- Task: Check every line of the entries that follow, and copy the ones containing "plain".

========================================================================

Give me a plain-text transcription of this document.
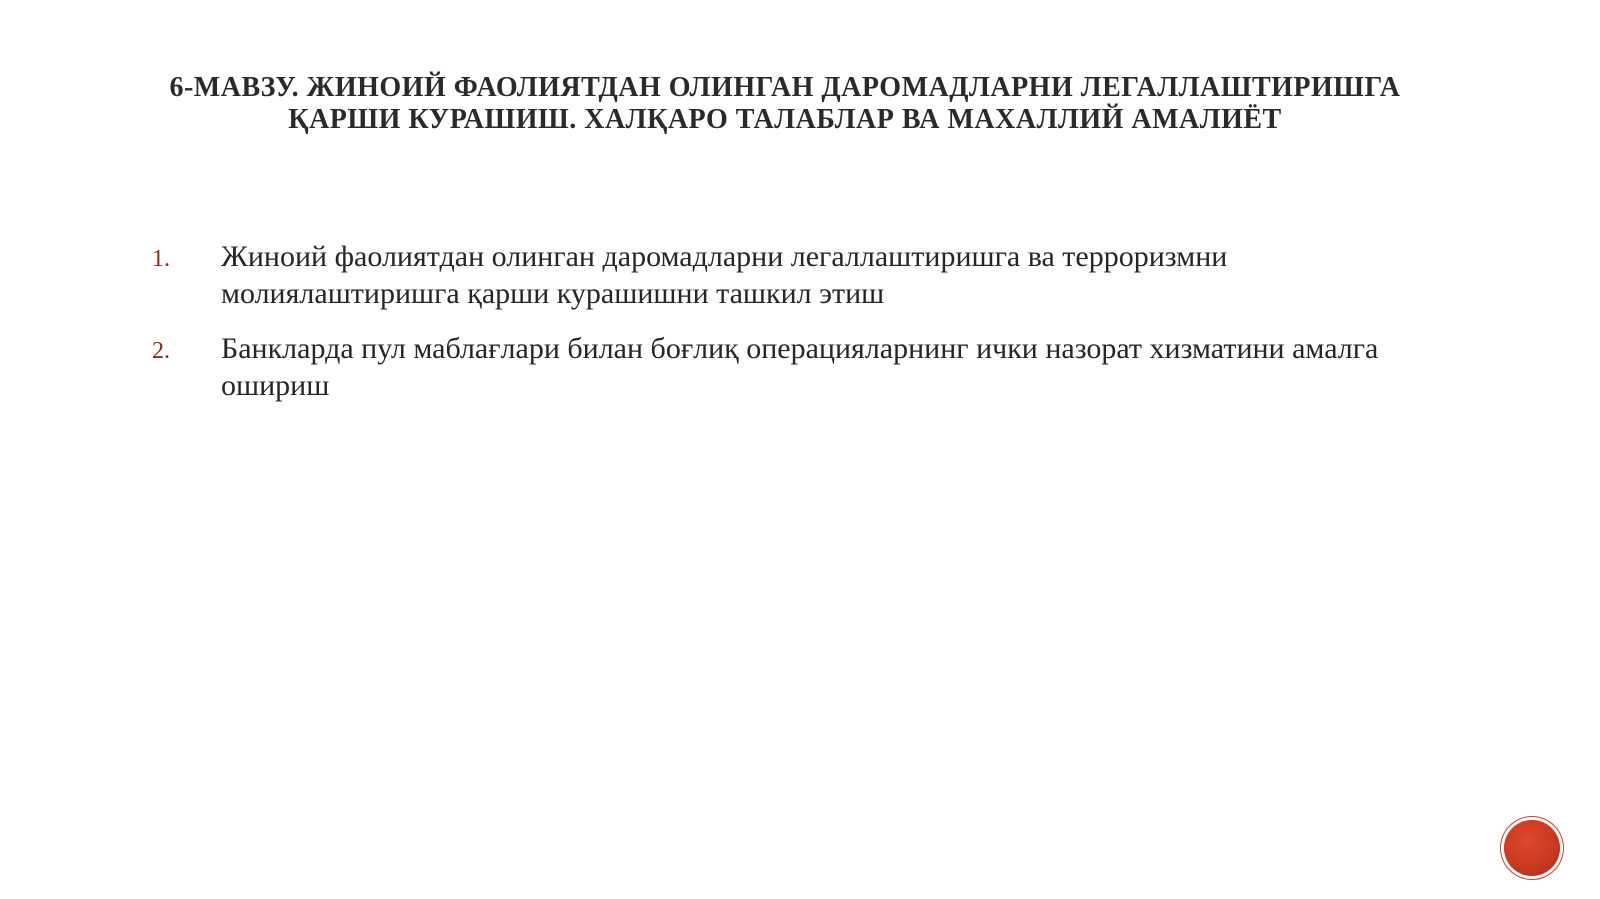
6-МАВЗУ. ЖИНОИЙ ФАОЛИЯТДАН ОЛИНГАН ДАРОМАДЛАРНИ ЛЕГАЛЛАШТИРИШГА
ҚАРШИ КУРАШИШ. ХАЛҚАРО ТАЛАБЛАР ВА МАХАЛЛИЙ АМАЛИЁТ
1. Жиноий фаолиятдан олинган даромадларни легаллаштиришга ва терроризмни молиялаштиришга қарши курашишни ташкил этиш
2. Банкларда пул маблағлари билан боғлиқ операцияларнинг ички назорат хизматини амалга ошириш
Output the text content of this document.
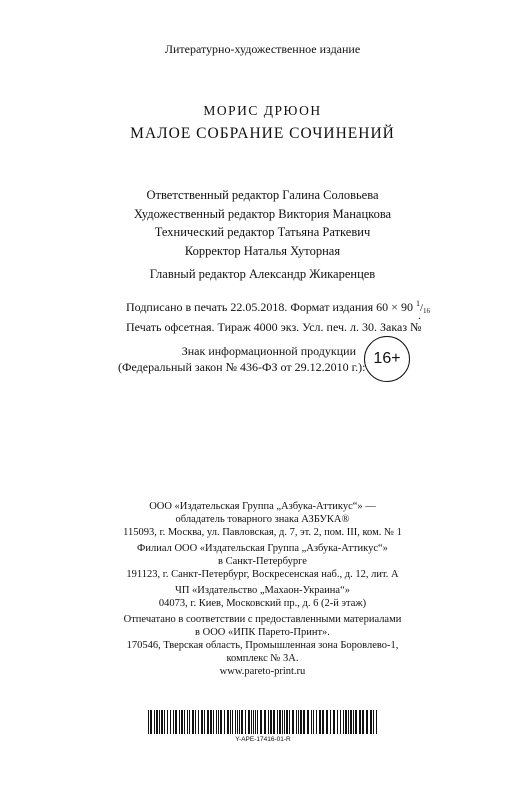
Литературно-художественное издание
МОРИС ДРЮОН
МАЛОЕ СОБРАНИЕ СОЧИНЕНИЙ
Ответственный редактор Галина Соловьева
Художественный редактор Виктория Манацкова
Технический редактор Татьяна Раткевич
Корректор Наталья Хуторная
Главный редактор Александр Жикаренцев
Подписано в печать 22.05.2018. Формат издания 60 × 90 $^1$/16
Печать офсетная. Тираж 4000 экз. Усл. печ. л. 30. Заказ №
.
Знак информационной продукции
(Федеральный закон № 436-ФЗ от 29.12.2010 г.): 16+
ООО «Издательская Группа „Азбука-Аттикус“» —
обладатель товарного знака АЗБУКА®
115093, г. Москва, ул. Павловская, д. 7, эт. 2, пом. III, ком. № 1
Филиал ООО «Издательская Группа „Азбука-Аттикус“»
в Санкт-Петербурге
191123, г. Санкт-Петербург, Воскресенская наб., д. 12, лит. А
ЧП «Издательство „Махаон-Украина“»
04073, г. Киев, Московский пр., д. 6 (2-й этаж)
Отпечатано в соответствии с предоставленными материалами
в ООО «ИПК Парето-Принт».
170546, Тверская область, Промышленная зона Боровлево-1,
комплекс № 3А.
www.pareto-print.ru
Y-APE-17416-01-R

========================================================================

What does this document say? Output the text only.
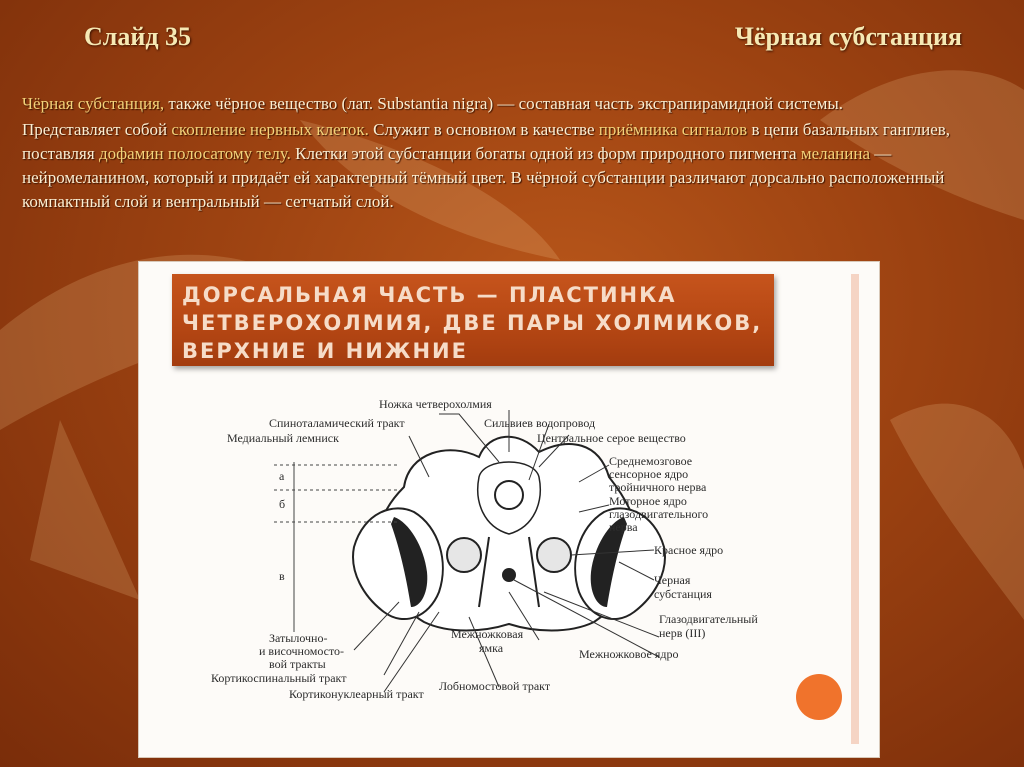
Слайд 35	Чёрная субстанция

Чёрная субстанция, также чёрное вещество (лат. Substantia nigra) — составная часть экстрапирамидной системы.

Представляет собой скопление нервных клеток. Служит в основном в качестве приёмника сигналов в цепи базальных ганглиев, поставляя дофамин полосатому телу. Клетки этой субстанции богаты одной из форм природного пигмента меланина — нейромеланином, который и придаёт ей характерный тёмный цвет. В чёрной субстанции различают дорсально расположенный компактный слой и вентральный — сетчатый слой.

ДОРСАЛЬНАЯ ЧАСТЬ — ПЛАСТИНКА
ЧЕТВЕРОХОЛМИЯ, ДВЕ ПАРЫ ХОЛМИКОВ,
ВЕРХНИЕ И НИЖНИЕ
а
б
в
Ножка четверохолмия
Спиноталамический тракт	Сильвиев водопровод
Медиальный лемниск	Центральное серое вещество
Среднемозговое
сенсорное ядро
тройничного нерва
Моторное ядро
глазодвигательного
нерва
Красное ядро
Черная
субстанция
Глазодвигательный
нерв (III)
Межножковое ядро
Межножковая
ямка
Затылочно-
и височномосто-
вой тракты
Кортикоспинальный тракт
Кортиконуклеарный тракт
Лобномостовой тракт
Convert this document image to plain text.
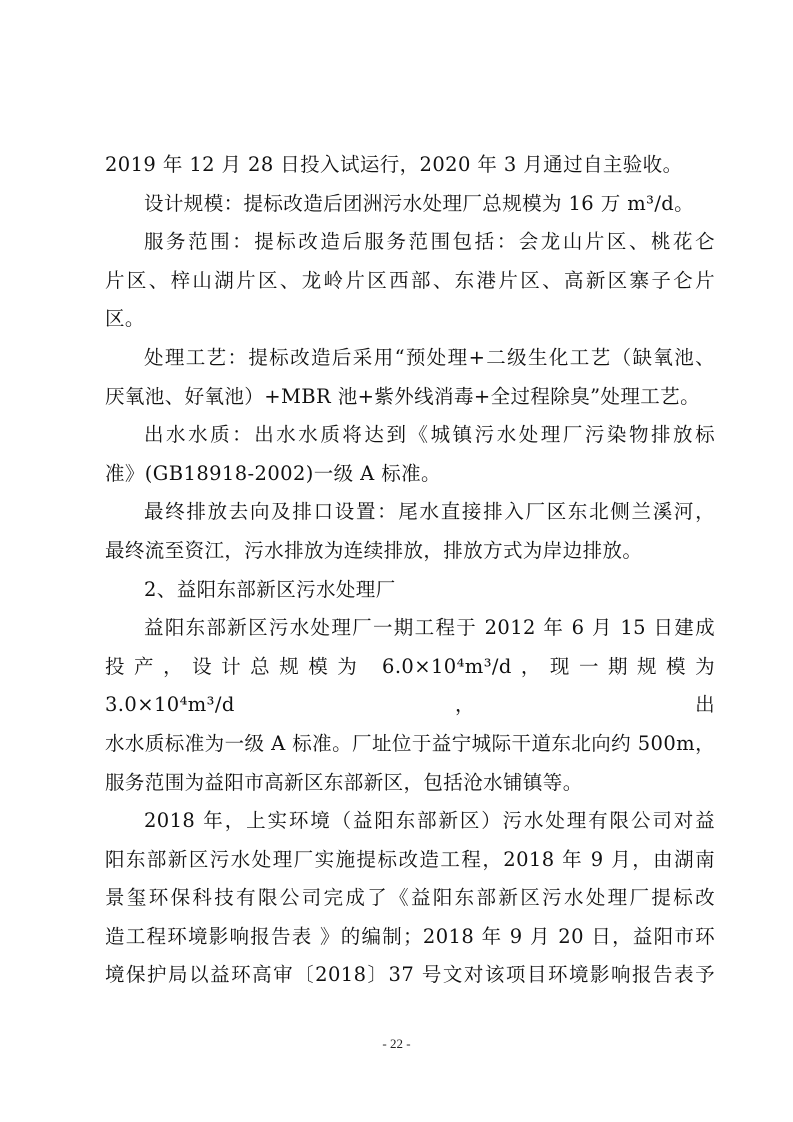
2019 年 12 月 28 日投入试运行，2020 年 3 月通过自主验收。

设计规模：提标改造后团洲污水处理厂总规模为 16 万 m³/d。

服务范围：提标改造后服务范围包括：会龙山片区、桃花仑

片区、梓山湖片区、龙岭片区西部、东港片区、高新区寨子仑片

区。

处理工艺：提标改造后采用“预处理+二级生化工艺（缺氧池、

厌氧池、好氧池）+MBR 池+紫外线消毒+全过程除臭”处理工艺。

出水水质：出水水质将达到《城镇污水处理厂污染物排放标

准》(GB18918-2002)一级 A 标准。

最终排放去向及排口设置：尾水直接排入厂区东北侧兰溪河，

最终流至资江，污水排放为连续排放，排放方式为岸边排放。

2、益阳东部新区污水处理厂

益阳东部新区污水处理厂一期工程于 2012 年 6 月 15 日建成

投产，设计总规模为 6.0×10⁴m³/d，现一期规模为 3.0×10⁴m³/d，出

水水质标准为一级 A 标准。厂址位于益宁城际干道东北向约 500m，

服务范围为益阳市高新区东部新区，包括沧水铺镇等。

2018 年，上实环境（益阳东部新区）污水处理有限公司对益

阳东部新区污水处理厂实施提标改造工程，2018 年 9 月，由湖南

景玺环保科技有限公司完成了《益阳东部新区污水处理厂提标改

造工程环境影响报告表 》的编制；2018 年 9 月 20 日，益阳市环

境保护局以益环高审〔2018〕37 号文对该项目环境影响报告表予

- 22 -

========================================================================

- Answer for this exercise:
Give me a plain-text transcription of this document.
Convert this document image to plain text.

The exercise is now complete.